Goal: Return each line of the material that contains the string "xtick", treating uppercase and lowercase as different.

Stored items:

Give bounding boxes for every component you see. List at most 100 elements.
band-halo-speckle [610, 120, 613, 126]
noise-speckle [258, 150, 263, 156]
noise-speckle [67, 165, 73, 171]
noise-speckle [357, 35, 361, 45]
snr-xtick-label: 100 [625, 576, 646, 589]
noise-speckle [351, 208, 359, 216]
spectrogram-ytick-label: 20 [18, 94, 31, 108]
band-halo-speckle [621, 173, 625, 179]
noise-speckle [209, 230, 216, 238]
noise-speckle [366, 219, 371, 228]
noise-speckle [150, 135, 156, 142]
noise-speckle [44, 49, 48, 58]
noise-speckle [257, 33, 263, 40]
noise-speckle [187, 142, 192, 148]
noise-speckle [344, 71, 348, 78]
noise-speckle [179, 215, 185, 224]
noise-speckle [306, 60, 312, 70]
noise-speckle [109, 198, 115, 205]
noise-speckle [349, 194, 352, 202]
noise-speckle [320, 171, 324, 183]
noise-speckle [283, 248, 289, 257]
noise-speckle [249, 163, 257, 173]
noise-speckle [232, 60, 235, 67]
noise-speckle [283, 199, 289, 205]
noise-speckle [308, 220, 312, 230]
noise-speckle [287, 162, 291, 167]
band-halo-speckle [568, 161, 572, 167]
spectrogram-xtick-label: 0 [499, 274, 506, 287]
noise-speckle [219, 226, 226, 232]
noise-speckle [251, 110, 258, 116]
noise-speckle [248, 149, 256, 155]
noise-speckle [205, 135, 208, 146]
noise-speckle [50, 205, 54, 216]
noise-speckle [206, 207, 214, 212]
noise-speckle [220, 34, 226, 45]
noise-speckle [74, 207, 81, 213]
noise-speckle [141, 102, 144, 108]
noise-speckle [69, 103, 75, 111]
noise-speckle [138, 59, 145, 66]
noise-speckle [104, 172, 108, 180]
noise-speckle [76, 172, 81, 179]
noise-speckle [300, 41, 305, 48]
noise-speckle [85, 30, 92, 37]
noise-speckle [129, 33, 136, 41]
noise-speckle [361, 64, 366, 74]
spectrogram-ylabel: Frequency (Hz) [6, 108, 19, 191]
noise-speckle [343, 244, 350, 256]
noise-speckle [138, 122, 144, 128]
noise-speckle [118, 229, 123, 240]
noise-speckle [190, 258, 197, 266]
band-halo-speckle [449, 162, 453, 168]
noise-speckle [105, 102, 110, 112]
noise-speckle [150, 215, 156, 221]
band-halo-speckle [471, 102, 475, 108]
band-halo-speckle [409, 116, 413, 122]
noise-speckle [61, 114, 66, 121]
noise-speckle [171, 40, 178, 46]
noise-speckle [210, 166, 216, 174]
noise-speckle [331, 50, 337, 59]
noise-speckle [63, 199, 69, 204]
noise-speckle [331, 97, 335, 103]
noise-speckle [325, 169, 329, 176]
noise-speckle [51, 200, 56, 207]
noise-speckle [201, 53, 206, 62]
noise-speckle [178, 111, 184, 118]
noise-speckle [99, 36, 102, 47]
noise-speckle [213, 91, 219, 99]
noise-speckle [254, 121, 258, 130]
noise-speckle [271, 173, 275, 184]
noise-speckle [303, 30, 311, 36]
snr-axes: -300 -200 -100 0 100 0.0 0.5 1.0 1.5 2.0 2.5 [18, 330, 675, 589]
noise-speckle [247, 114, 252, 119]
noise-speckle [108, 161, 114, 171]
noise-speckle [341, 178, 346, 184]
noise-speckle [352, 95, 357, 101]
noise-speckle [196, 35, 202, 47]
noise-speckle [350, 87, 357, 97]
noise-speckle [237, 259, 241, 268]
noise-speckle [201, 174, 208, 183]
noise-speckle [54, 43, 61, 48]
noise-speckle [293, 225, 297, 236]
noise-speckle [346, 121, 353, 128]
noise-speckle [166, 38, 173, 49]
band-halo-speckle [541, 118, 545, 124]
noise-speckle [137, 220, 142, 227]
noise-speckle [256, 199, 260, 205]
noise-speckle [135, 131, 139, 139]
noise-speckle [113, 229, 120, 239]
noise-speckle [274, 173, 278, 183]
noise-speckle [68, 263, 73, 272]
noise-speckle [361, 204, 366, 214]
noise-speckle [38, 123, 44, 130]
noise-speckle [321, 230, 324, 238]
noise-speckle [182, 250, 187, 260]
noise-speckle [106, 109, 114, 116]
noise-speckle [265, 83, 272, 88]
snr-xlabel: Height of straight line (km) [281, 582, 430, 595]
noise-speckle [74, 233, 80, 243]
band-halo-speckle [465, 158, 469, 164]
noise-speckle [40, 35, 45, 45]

Task answer:
snr-xtick-label: 100 [625, 576, 646, 589]
spectrogram-xtick-label: 0 [499, 274, 506, 287]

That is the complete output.